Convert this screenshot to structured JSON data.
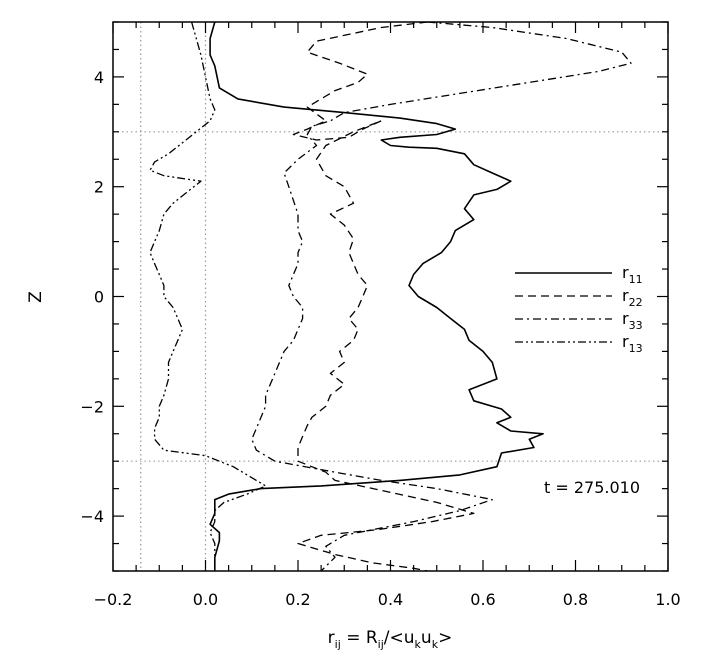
{
  "chart_data": {
    "type": "line",
    "title": "",
    "xlabel": "r",
    "xlabel_sub": "ij",
    "xlabel_eq": " = R",
    "xlabel_sub2": "ij",
    "xlabel_mid": "/<u",
    "xlabel_sub3": "k",
    "xlabel_mid2": "u",
    "xlabel_sub4": "k",
    "xlabel_end": ">",
    "ylabel": "Z",
    "xlim": [
      -0.2,
      1.0
    ],
    "ylim": [
      -5,
      5
    ],
    "xticks": [
      "-0.2",
      "0.0",
      "0.2",
      "0.4",
      "0.6",
      "0.8",
      "1.0"
    ],
    "xtick_values": [
      -0.2,
      0.0,
      0.2,
      0.4,
      0.6,
      0.8,
      1.0
    ],
    "yticks": [
      "-4",
      "-2",
      "0",
      "2",
      "4"
    ],
    "ytick_values": [
      -4,
      -2,
      0,
      2,
      4
    ],
    "reference_lines": {
      "vertical": [
        -0.14,
        0.0
      ],
      "horizontal": [
        3.0,
        -3.0
      ]
    },
    "annotation": "t = 275.010",
    "legend_position": "right",
    "series": [
      {
        "name": "r",
        "sub": "11",
        "style": "solid",
        "points": [
          [
            0.02,
            5.0
          ],
          [
            0.01,
            4.7
          ],
          [
            0.01,
            4.4
          ],
          [
            0.02,
            4.2
          ],
          [
            0.03,
            3.8
          ],
          [
            0.07,
            3.6
          ],
          [
            0.17,
            3.45
          ],
          [
            0.3,
            3.35
          ],
          [
            0.42,
            3.25
          ],
          [
            0.5,
            3.15
          ],
          [
            0.54,
            3.05
          ],
          [
            0.5,
            2.95
          ],
          [
            0.42,
            2.9
          ],
          [
            0.38,
            2.85
          ],
          [
            0.4,
            2.75
          ],
          [
            0.44,
            2.72
          ],
          [
            0.5,
            2.7
          ],
          [
            0.56,
            2.6
          ],
          [
            0.58,
            2.4
          ],
          [
            0.62,
            2.25
          ],
          [
            0.66,
            2.1
          ],
          [
            0.63,
            1.95
          ],
          [
            0.58,
            1.85
          ],
          [
            0.56,
            1.6
          ],
          [
            0.58,
            1.4
          ],
          [
            0.54,
            1.2
          ],
          [
            0.53,
            1.0
          ],
          [
            0.51,
            0.8
          ],
          [
            0.47,
            0.6
          ],
          [
            0.45,
            0.4
          ],
          [
            0.44,
            0.2
          ],
          [
            0.46,
            0.0
          ],
          [
            0.5,
            -0.2
          ],
          [
            0.53,
            -0.4
          ],
          [
            0.56,
            -0.6
          ],
          [
            0.57,
            -0.8
          ],
          [
            0.6,
            -1.0
          ],
          [
            0.62,
            -1.2
          ],
          [
            0.63,
            -1.5
          ],
          [
            0.57,
            -1.7
          ],
          [
            0.58,
            -1.9
          ],
          [
            0.64,
            -2.05
          ],
          [
            0.66,
            -2.2
          ],
          [
            0.63,
            -2.3
          ],
          [
            0.66,
            -2.45
          ],
          [
            0.73,
            -2.5
          ],
          [
            0.7,
            -2.6
          ],
          [
            0.71,
            -2.75
          ],
          [
            0.64,
            -2.85
          ],
          [
            0.63,
            -3.1
          ],
          [
            0.55,
            -3.25
          ],
          [
            0.42,
            -3.35
          ],
          [
            0.25,
            -3.45
          ],
          [
            0.12,
            -3.5
          ],
          [
            0.05,
            -3.6
          ],
          [
            0.02,
            -3.7
          ],
          [
            0.02,
            -3.95
          ],
          [
            0.01,
            -4.15
          ],
          [
            0.03,
            -4.3
          ],
          [
            0.03,
            -4.45
          ],
          [
            0.02,
            -4.75
          ],
          [
            0.02,
            -5.0
          ]
        ]
      },
      {
        "name": "r",
        "sub": "22",
        "style": "dashed",
        "points": [
          [
            0.48,
            5.0
          ],
          [
            0.38,
            4.9
          ],
          [
            0.24,
            4.65
          ],
          [
            0.22,
            4.45
          ],
          [
            0.29,
            4.25
          ],
          [
            0.35,
            4.05
          ],
          [
            0.33,
            3.9
          ],
          [
            0.28,
            3.75
          ],
          [
            0.22,
            3.45
          ],
          [
            0.26,
            3.2
          ],
          [
            0.22,
            3.05
          ],
          [
            0.19,
            2.95
          ],
          [
            0.24,
            2.85
          ],
          [
            0.31,
            2.9
          ],
          [
            0.34,
            3.05
          ],
          [
            0.38,
            3.2
          ],
          [
            0.32,
            3.0
          ],
          [
            0.26,
            2.75
          ],
          [
            0.24,
            2.5
          ],
          [
            0.26,
            2.2
          ],
          [
            0.3,
            2.0
          ],
          [
            0.32,
            1.7
          ],
          [
            0.27,
            1.5
          ],
          [
            0.3,
            1.3
          ],
          [
            0.32,
            1.05
          ],
          [
            0.31,
            0.8
          ],
          [
            0.32,
            0.6
          ],
          [
            0.33,
            0.4
          ],
          [
            0.35,
            0.2
          ],
          [
            0.34,
            0.0
          ],
          [
            0.33,
            -0.2
          ],
          [
            0.31,
            -0.4
          ],
          [
            0.33,
            -0.6
          ],
          [
            0.32,
            -0.8
          ],
          [
            0.29,
            -1.0
          ],
          [
            0.3,
            -1.2
          ],
          [
            0.27,
            -1.4
          ],
          [
            0.3,
            -1.6
          ],
          [
            0.27,
            -1.8
          ],
          [
            0.26,
            -2.0
          ],
          [
            0.23,
            -2.2
          ],
          [
            0.22,
            -2.35
          ],
          [
            0.21,
            -2.55
          ],
          [
            0.2,
            -2.75
          ],
          [
            0.2,
            -3.0
          ],
          [
            0.26,
            -3.2
          ],
          [
            0.28,
            -3.35
          ],
          [
            0.39,
            -3.55
          ],
          [
            0.5,
            -3.75
          ],
          [
            0.58,
            -3.95
          ],
          [
            0.49,
            -4.1
          ],
          [
            0.37,
            -4.25
          ],
          [
            0.25,
            -4.35
          ],
          [
            0.2,
            -4.5
          ],
          [
            0.28,
            -4.7
          ],
          [
            0.36,
            -4.85
          ],
          [
            0.45,
            -4.95
          ],
          [
            0.48,
            -5.0
          ]
        ]
      },
      {
        "name": "r",
        "sub": "33",
        "style": "dashdot",
        "points": [
          [
            0.48,
            5.0
          ],
          [
            0.62,
            4.9
          ],
          [
            0.78,
            4.7
          ],
          [
            0.9,
            4.45
          ],
          [
            0.92,
            4.25
          ],
          [
            0.85,
            4.1
          ],
          [
            0.7,
            3.9
          ],
          [
            0.55,
            3.7
          ],
          [
            0.4,
            3.5
          ],
          [
            0.3,
            3.35
          ],
          [
            0.27,
            3.2
          ],
          [
            0.23,
            3.1
          ],
          [
            0.22,
            2.95
          ],
          [
            0.24,
            2.75
          ],
          [
            0.2,
            2.5
          ],
          [
            0.17,
            2.25
          ],
          [
            0.18,
            2.0
          ],
          [
            0.19,
            1.75
          ],
          [
            0.2,
            1.5
          ],
          [
            0.2,
            1.2
          ],
          [
            0.21,
            1.0
          ],
          [
            0.2,
            0.8
          ],
          [
            0.2,
            0.6
          ],
          [
            0.19,
            0.4
          ],
          [
            0.18,
            0.2
          ],
          [
            0.19,
            0.0
          ],
          [
            0.21,
            -0.2
          ],
          [
            0.21,
            -0.4
          ],
          [
            0.2,
            -0.6
          ],
          [
            0.19,
            -0.8
          ],
          [
            0.17,
            -1.0
          ],
          [
            0.16,
            -1.2
          ],
          [
            0.15,
            -1.4
          ],
          [
            0.14,
            -1.6
          ],
          [
            0.13,
            -1.8
          ],
          [
            0.13,
            -2.0
          ],
          [
            0.12,
            -2.2
          ],
          [
            0.11,
            -2.4
          ],
          [
            0.1,
            -2.6
          ],
          [
            0.11,
            -2.8
          ],
          [
            0.15,
            -3.0
          ],
          [
            0.28,
            -3.2
          ],
          [
            0.38,
            -3.35
          ],
          [
            0.5,
            -3.5
          ],
          [
            0.62,
            -3.7
          ],
          [
            0.55,
            -3.9
          ],
          [
            0.45,
            -4.1
          ],
          [
            0.3,
            -4.35
          ],
          [
            0.26,
            -4.55
          ],
          [
            0.28,
            -4.75
          ],
          [
            0.25,
            -5.0
          ]
        ]
      },
      {
        "name": "r",
        "sub": "13",
        "style": "dashdotdot",
        "points": [
          [
            -0.03,
            5.0
          ],
          [
            -0.02,
            4.7
          ],
          [
            -0.01,
            4.4
          ],
          [
            0.0,
            4.0
          ],
          [
            0.01,
            3.6
          ],
          [
            0.02,
            3.4
          ],
          [
            0.01,
            3.2
          ],
          [
            -0.02,
            3.0
          ],
          [
            -0.05,
            2.8
          ],
          [
            -0.08,
            2.6
          ],
          [
            -0.11,
            2.45
          ],
          [
            -0.12,
            2.3
          ],
          [
            -0.09,
            2.2
          ],
          [
            -0.01,
            2.1
          ],
          [
            -0.04,
            1.9
          ],
          [
            -0.07,
            1.7
          ],
          [
            -0.09,
            1.5
          ],
          [
            -0.1,
            1.2
          ],
          [
            -0.11,
            1.0
          ],
          [
            -0.12,
            0.8
          ],
          [
            -0.11,
            0.6
          ],
          [
            -0.1,
            0.4
          ],
          [
            -0.09,
            0.2
          ],
          [
            -0.09,
            0.0
          ],
          [
            -0.07,
            -0.2
          ],
          [
            -0.06,
            -0.4
          ],
          [
            -0.05,
            -0.6
          ],
          [
            -0.06,
            -0.8
          ],
          [
            -0.07,
            -1.0
          ],
          [
            -0.08,
            -1.2
          ],
          [
            -0.08,
            -1.5
          ],
          [
            -0.09,
            -1.8
          ],
          [
            -0.1,
            -2.0
          ],
          [
            -0.1,
            -2.2
          ],
          [
            -0.11,
            -2.4
          ],
          [
            -0.11,
            -2.6
          ],
          [
            -0.09,
            -2.8
          ],
          [
            0.0,
            -2.9
          ],
          [
            0.06,
            -3.1
          ],
          [
            0.1,
            -3.3
          ],
          [
            0.13,
            -3.45
          ],
          [
            0.09,
            -3.6
          ],
          [
            0.04,
            -3.75
          ],
          [
            0.02,
            -3.9
          ],
          [
            0.02,
            -4.1
          ],
          [
            0.01,
            -4.3
          ],
          [
            0.02,
            -4.5
          ],
          [
            0.02,
            -4.7
          ],
          [
            0.02,
            -5.0
          ]
        ]
      }
    ]
  }
}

-----

■ **INSTRUCTIONS TO FOLLOW**
Search the lines above for the string "style", then show every one that has it.

■ **OUTPUT FOR THIS EXERCISE**
        "style": "solid",
        "style": "dashed",
        "style": "dashdot",
        "style": "dashdotdot",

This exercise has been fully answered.